-- START OF EXCERPTED DATA --

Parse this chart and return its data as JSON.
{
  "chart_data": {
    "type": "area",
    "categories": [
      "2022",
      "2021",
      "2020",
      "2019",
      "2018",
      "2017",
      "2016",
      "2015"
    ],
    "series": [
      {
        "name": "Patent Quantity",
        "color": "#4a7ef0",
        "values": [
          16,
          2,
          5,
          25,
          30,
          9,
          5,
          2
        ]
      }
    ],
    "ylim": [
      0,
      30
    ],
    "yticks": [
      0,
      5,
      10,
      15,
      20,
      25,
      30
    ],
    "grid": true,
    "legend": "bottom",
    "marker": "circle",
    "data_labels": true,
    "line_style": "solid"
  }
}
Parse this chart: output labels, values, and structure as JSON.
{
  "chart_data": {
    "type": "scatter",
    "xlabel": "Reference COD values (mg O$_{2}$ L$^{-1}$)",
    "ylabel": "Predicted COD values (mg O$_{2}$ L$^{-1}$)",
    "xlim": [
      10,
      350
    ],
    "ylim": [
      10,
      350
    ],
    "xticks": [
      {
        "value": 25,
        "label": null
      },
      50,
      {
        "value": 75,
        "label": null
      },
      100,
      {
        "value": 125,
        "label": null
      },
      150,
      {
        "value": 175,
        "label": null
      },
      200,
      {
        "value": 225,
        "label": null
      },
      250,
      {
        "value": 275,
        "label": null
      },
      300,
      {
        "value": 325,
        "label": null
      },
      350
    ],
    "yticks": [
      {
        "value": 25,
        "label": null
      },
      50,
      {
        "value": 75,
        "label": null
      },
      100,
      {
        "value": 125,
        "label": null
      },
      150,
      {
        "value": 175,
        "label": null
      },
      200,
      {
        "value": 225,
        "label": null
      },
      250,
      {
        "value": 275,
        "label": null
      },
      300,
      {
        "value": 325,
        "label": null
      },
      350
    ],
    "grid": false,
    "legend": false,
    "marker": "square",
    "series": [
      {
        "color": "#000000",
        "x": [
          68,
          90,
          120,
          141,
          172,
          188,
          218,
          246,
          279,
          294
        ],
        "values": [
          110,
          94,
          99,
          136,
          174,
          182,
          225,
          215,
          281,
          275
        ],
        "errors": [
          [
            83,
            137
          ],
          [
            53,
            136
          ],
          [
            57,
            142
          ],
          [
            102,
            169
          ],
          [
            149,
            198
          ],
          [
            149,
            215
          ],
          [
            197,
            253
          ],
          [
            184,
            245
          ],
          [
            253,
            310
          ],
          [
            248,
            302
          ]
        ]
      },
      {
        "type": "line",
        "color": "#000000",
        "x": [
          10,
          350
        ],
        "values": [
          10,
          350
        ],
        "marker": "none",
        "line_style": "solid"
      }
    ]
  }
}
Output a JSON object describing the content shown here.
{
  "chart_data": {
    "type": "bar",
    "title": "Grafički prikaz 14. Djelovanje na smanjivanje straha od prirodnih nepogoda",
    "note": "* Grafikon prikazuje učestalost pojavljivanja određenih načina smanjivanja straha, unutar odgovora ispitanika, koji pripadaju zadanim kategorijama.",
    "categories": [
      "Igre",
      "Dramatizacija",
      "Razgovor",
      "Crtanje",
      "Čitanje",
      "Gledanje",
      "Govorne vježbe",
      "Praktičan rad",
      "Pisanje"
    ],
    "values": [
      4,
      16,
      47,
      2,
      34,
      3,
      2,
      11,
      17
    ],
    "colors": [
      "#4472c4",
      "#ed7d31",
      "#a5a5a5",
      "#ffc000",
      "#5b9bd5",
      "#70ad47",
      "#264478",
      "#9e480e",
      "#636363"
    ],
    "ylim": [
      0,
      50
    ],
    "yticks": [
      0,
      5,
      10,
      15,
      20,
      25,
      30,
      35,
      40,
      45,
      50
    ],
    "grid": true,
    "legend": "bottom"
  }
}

-- END OF EXCERPTED DATA --

■ WHAT IS BEING ASKED ■
Report back each line of the entries that holds the string "JSON".

■ EXERCISE RESULT ■
Parse this chart and return its data as JSON.
Parse this chart: output labels, values, and structure as JSON.
Output a JSON object describing the content shown here.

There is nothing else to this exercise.